| TASK DIRECTIONS |
All of the material below is to be returned exactly.

| GIVEN RECORDS |
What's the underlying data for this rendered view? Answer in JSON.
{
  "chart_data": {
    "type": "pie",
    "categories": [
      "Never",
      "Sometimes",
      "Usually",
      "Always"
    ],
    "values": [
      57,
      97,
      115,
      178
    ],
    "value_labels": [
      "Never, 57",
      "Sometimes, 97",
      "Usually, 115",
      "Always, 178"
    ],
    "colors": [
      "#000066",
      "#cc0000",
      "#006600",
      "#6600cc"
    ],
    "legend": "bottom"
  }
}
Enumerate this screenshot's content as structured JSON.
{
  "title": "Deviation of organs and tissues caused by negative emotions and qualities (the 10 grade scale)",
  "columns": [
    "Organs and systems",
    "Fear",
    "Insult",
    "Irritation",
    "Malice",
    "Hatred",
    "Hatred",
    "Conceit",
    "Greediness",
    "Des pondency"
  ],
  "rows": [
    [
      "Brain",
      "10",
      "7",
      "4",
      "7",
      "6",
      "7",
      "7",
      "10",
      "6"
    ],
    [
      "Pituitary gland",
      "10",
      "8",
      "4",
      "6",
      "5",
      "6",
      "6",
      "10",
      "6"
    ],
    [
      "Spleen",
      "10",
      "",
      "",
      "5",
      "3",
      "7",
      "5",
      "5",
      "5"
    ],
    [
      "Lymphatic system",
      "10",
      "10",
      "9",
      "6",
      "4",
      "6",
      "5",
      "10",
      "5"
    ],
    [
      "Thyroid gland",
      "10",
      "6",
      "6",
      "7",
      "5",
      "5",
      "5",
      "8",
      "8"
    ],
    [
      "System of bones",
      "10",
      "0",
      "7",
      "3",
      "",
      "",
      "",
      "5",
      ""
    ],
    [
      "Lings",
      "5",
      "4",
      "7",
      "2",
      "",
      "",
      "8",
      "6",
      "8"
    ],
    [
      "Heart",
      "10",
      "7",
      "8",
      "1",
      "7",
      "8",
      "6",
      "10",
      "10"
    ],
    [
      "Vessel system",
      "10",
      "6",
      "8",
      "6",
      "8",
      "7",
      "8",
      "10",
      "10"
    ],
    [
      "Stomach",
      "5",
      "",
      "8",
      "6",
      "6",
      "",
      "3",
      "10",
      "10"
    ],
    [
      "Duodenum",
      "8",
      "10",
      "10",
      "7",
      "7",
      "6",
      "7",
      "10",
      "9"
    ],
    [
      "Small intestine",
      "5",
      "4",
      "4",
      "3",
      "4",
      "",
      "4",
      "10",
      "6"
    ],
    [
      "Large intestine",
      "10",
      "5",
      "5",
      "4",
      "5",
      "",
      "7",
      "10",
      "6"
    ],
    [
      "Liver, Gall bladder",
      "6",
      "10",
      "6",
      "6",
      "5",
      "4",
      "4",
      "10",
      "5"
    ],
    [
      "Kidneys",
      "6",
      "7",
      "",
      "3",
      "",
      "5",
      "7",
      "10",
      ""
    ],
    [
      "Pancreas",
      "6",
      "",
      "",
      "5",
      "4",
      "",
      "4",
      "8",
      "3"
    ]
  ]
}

| RESPONSE |
What's the underlying data for this rendered view? Answer in JSON.
{
  "chart_data": {
    "type": "pie",
    "categories": [
      "Never",
      "Sometimes",
      "Usually",
      "Always"
    ],
    "values": [
      57,
      97,
      115,
      178
    ],
    "value_labels": [
      "Never, 57",
      "Sometimes, 97",
      "Usually, 115",
      "Always, 178"
    ],
    "colors": [
      "#000066",
      "#cc0000",
      "#006600",
      "#6600cc"
    ],
    "legend": "bottom"
  }
}
Enumerate this screenshot's content as structured JSON.
{
  "title": "Deviation of organs and tissues caused by negative emotions and qualities (the 10 grade scale)",
  "columns": [
    "Organs and systems",
    "Fear",
    "Insult",
    "Irritation",
    "Malice",
    "Hatred",
    "Hatred",
    "Conceit",
    "Greediness",
    "Des pondency"
  ],
  "rows": [
    [
      "Brain",
      "10",
      "7",
      "4",
      "7",
      "6",
      "7",
      "7",
      "10",
      "6"
    ],
    [
      "Pituitary gland",
      "10",
      "8",
      "4",
      "6",
      "5",
      "6",
      "6",
      "10",
      "6"
    ],
    [
      "Spleen",
      "10",
      "",
      "",
      "5",
      "3",
      "7",
      "5",
      "5",
      "5"
    ],
    [
      "Lymphatic system",
      "10",
      "10",
      "9",
      "6",
      "4",
      "6",
      "5",
      "10",
      "5"
    ],
    [
      "Thyroid gland",
      "10",
      "6",
      "6",
      "7",
      "5",
      "5",
      "5",
      "8",
      "8"
    ],
    [
      "System of bones",
      "10",
      "0",
      "7",
      "3",
      "",
      "",
      "",
      "5",
      ""
    ],
    [
      "Lings",
      "5",
      "4",
      "7",
      "2",
      "",
      "",
      "8",
      "6",
      "8"
    ],
    [
      "Heart",
      "10",
      "7",
      "8",
      "1",
      "7",
      "8",
      "6",
      "10",
      "10"
    ],
    [
      "Vessel system",
      "10",
      "6",
      "8",
      "6",
      "8",
      "7",
      "8",
      "10",
      "10"
    ],
    [
      "Stomach",
      "5",
      "",
      "8",
      "6",
      "6",
      "",
      "3",
      "10",
      "10"
    ],
    [
      "Duodenum",
      "8",
      "10",
      "10",
      "7",
      "7",
      "6",
      "7",
      "10",
      "9"
    ],
    [
      "Small intestine",
      "5",
      "4",
      "4",
      "3",
      "4",
      "",
      "4",
      "10",
      "6"
    ],
    [
      "Large intestine",
      "10",
      "5",
      "5",
      "4",
      "5",
      "",
      "7",
      "10",
      "6"
    ],
    [
      "Liver, Gall bladder",
      "6",
      "10",
      "6",
      "6",
      "5",
      "4",
      "4",
      "10",
      "5"
    ],
    [
      "Kidneys",
      "6",
      "7",
      "",
      "3",
      "",
      "5",
      "7",
      "10",
      ""
    ],
    [
      "Pancreas",
      "6",
      "",
      "",
      "5",
      "4",
      "",
      "4",
      "8",
      "3"
    ]
  ]
}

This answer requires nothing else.